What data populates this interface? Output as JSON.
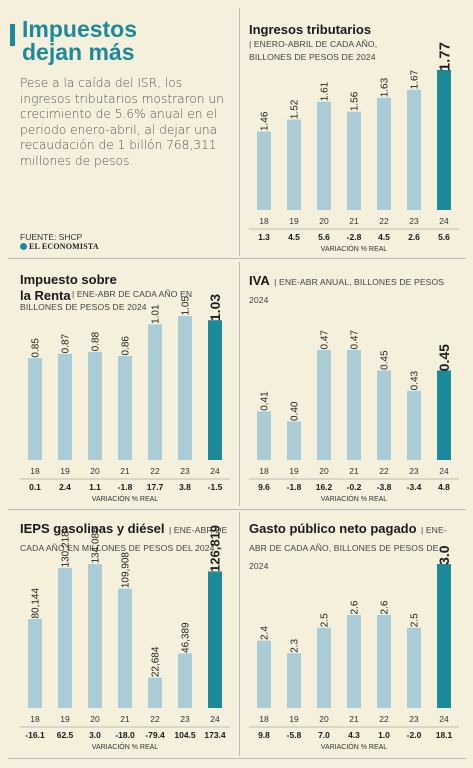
{
  "intro": {
    "title_line1": "Impuestos",
    "title_line2": "dejan más",
    "text": "Pese a la caída del ISR, los ingresos tributarios mostraron un crecimiento de 5.6% anual en el periodo enero-abril,  al dejar una recaudación de 1 billón 768,311 millones de pesos.",
    "source": "FUENTE: SHCP",
    "brand": "EL ECONOMISTA"
  },
  "colors": {
    "bar": "#a9ccd6",
    "highlight": "#1d8a9c",
    "background": "#f4f0dc"
  },
  "chart_data": [
    {
      "id": "ingresos",
      "type": "bar",
      "title": "Ingresos tributarios",
      "subtitle": "ENERO-ABRIL DE CADA AÑO, BILLONES DE PESOS DE 2024",
      "categories": [
        "18",
        "19",
        "20",
        "21",
        "22",
        "23",
        "24"
      ],
      "values": [
        1.46,
        1.52,
        1.61,
        1.56,
        1.63,
        1.67,
        1.77
      ],
      "value_labels": [
        "1.46",
        "1.52",
        "1.61",
        "1.56",
        "1.63",
        "1.67",
        "1.77"
      ],
      "variation": [
        "1.3",
        "4.5",
        "5.6",
        "-2.8",
        "4.5",
        "2.6",
        "5.6"
      ],
      "variation_label": "VARIACIÓN % REAL"
    },
    {
      "id": "isr",
      "type": "bar",
      "title": "Impuesto sobre la Renta",
      "subtitle": "ENE-ABR DE CADA AÑO EN BILLONES DE PESOS DE 2024",
      "categories": [
        "18",
        "19",
        "20",
        "21",
        "22",
        "23",
        "24"
      ],
      "values": [
        0.85,
        0.87,
        0.88,
        0.86,
        1.01,
        1.05,
        1.03
      ],
      "value_labels": [
        "0.85",
        "0.87",
        "0.88",
        "0.86",
        "1.01",
        "1.05",
        "1.03"
      ],
      "variation": [
        "0.1",
        "2.4",
        "1.1",
        "-1.8",
        "17.7",
        "3.8",
        "-1.5"
      ],
      "variation_label": "VARIACIÓN % REAL"
    },
    {
      "id": "iva",
      "type": "bar",
      "title": "IVA",
      "subtitle": "ENE-ABR ANUAL, BILLONES DE PESOS 2024",
      "categories": [
        "18",
        "19",
        "20",
        "21",
        "22",
        "23",
        "24"
      ],
      "values": [
        0.41,
        0.4,
        0.47,
        0.47,
        0.45,
        0.43,
        0.45
      ],
      "value_labels": [
        "0.41",
        "0.40",
        "0.47",
        "0.47",
        "0.45",
        "0.43",
        "0.45"
      ],
      "variation": [
        "9.6",
        "-1.8",
        "16.2",
        "-0.2",
        "-3.8",
        "-3.4",
        "4.8"
      ],
      "variation_label": "VARIACIÓN % REAL"
    },
    {
      "id": "ieps",
      "type": "bar",
      "title": "IEPS gasolinas y diésel",
      "subtitle": "ENE-ABR DE CADA AÑO EN MILLONES DE PESOS DEL 2024",
      "categories": [
        "18",
        "19",
        "20",
        "21",
        "22",
        "23",
        "24"
      ],
      "values": [
        80144,
        130218,
        134086,
        109908,
        22684,
        46389,
        126819
      ],
      "value_labels": [
        "80,144",
        "130,218",
        "134,086",
        "109,908",
        "22,684",
        "46,389",
        "126,819"
      ],
      "variation": [
        "-16.1",
        "62.5",
        "3.0",
        "-18.0",
        "-79.4",
        "104.5",
        "173.4"
      ],
      "variation_label": "VARIACIÓN % REAL"
    },
    {
      "id": "gasto",
      "type": "bar",
      "title": "Gasto público neto pagado",
      "subtitle": "ENE-ABR DE CADA AÑO, BILLONES DE PESOS DE 2024",
      "categories": [
        "18",
        "19",
        "20",
        "21",
        "22",
        "23",
        "24"
      ],
      "values": [
        2.4,
        2.3,
        2.5,
        2.6,
        2.6,
        2.5,
        3.0
      ],
      "value_labels": [
        "2.4",
        "2.3",
        "2.5",
        "2.6",
        "2.6",
        "2.5",
        "3.0"
      ],
      "variation": [
        "9.8",
        "-5.8",
        "7.0",
        "4.3",
        "1.0",
        "-2.0",
        "18.1"
      ],
      "variation_label": "VARIACIÓN % REAL"
    }
  ]
}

AIM => Determine the number of lines in the data that contain "CADA" as a word or string, and state only that number.

ANSWER IN FULL => 4